Exercise: Look through the lines below and extract any with the word "page".

== Material supplied

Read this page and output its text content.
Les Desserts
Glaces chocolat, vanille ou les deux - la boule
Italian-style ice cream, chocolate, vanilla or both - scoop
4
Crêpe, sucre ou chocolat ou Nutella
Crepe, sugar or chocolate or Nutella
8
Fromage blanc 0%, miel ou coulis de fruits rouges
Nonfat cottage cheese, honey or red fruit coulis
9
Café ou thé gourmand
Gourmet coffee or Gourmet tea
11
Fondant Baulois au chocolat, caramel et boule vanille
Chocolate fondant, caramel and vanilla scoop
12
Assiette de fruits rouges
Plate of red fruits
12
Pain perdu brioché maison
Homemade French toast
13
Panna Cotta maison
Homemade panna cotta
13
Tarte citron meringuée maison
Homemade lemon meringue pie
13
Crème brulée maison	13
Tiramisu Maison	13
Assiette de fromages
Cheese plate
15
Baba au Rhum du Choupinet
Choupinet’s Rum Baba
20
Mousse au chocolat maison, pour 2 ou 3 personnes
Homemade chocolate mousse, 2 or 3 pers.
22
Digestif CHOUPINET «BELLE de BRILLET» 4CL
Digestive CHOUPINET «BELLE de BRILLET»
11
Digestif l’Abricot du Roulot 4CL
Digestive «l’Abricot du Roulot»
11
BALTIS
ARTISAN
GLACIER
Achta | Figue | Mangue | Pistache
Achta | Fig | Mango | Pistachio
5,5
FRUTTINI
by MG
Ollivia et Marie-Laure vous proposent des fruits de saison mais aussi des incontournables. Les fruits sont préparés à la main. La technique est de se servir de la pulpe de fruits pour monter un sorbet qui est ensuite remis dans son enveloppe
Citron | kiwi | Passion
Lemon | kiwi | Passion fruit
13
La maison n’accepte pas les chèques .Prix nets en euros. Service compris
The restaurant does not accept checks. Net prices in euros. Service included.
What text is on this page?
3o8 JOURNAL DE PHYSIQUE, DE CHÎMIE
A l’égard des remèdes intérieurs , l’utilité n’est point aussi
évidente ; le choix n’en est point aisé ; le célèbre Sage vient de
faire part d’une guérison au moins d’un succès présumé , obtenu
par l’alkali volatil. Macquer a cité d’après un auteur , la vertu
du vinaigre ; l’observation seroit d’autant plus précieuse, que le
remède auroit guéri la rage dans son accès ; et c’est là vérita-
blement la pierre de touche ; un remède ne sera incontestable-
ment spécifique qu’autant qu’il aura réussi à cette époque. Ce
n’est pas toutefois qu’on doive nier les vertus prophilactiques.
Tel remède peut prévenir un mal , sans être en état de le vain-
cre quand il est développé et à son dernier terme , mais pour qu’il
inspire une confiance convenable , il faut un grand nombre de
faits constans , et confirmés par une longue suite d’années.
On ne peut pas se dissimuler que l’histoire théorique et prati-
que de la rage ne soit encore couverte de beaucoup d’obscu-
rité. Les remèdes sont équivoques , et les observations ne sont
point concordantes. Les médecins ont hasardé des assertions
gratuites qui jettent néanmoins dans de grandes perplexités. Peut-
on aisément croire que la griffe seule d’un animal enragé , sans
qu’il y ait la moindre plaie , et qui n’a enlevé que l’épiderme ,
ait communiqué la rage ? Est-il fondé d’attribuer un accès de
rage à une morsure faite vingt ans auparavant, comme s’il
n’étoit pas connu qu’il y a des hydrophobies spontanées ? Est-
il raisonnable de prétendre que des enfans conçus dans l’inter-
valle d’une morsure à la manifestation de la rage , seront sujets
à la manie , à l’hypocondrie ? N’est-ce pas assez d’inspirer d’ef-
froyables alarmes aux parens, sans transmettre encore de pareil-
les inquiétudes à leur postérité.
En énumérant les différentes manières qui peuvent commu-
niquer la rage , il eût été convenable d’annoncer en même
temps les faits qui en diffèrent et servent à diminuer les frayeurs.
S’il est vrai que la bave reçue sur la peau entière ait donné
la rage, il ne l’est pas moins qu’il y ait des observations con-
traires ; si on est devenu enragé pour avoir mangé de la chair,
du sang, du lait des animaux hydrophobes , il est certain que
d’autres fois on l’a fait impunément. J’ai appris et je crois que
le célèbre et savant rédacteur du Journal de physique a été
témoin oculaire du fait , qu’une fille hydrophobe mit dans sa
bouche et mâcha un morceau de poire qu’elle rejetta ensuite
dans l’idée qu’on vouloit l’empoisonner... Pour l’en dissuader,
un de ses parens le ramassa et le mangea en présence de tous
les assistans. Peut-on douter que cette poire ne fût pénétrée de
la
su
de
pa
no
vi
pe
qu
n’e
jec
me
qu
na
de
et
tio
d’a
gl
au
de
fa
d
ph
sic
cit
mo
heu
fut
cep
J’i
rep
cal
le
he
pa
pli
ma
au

====

The response:
Read this page and output its text content.
What text is on this page?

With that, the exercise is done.